* _WHAT YOU HAVE TO DO_
Write the entries out again exactly as they stand, but without the pictures.

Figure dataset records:
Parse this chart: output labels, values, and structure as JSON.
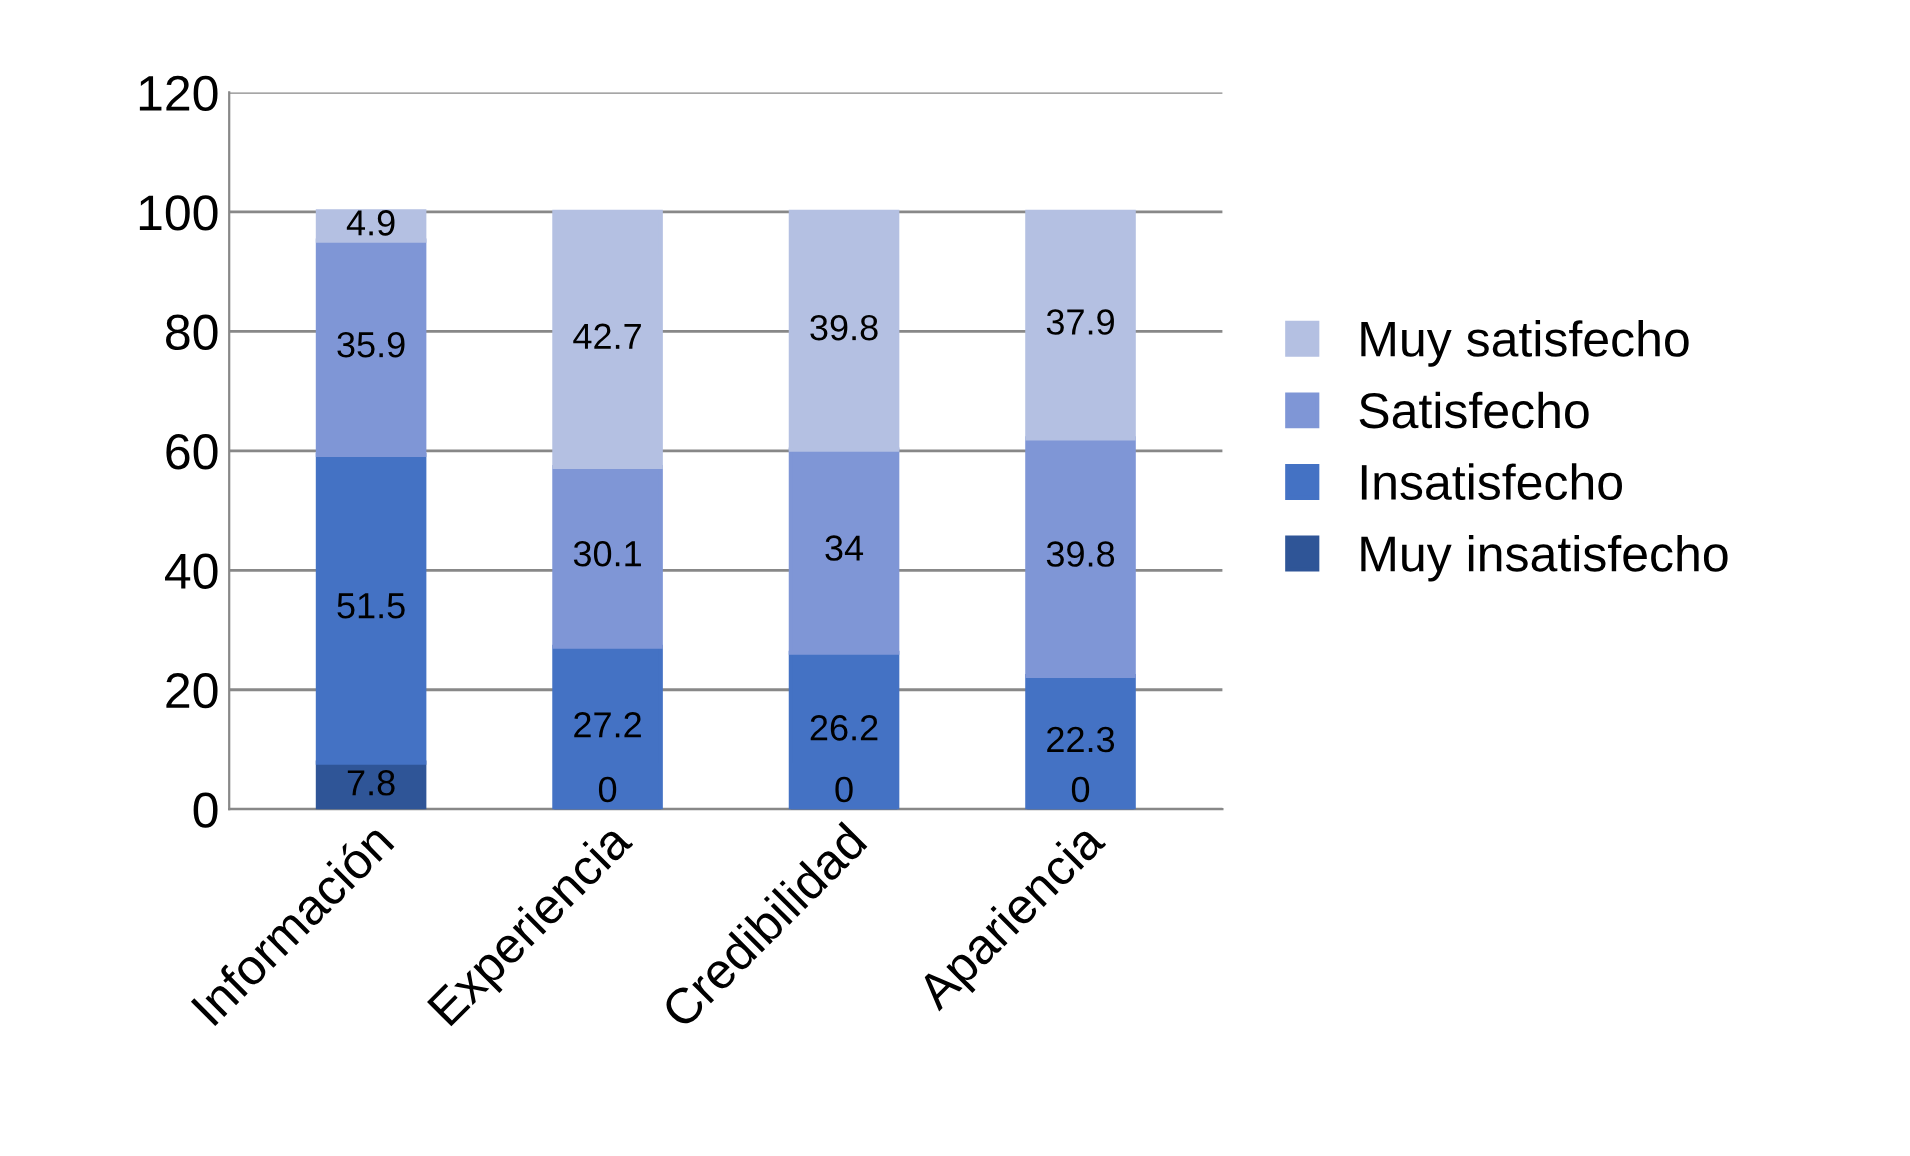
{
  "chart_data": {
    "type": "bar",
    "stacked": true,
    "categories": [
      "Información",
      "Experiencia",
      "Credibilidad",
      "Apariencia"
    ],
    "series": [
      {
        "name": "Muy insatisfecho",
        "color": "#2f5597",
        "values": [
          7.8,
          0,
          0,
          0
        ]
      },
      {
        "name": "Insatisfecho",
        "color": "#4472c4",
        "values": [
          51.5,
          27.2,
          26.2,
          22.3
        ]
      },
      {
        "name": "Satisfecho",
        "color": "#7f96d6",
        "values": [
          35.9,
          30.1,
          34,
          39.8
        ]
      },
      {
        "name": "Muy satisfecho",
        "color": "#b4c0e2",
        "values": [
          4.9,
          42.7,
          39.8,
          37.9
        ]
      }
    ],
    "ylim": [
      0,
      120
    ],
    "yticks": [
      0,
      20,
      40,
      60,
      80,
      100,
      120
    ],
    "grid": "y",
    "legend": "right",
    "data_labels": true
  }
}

* _EXERCISE SOLUTION_
Parse this chart: output labels, values, and structure as JSON.
{
  "chart_data": {
    "type": "bar",
    "stacked": true,
    "categories": [
      "Información",
      "Experiencia",
      "Credibilidad",
      "Apariencia"
    ],
    "series": [
      {
        "name": "Muy insatisfecho",
        "color": "#2f5597",
        "values": [
          7.8,
          0,
          0,
          0
        ]
      },
      {
        "name": "Insatisfecho",
        "color": "#4472c4",
        "values": [
          51.5,
          27.2,
          26.2,
          22.3
        ]
      },
      {
        "name": "Satisfecho",
        "color": "#7f96d6",
        "values": [
          35.9,
          30.1,
          34,
          39.8
        ]
      },
      {
        "name": "Muy satisfecho",
        "color": "#b4c0e2",
        "values": [
          4.9,
          42.7,
          39.8,
          37.9
        ]
      }
    ],
    "ylim": [
      0,
      120
    ],
    "yticks": [
      0,
      20,
      40,
      60,
      80,
      100,
      120
    ],
    "grid": "y",
    "legend": "right",
    "data_labels": true
  }
}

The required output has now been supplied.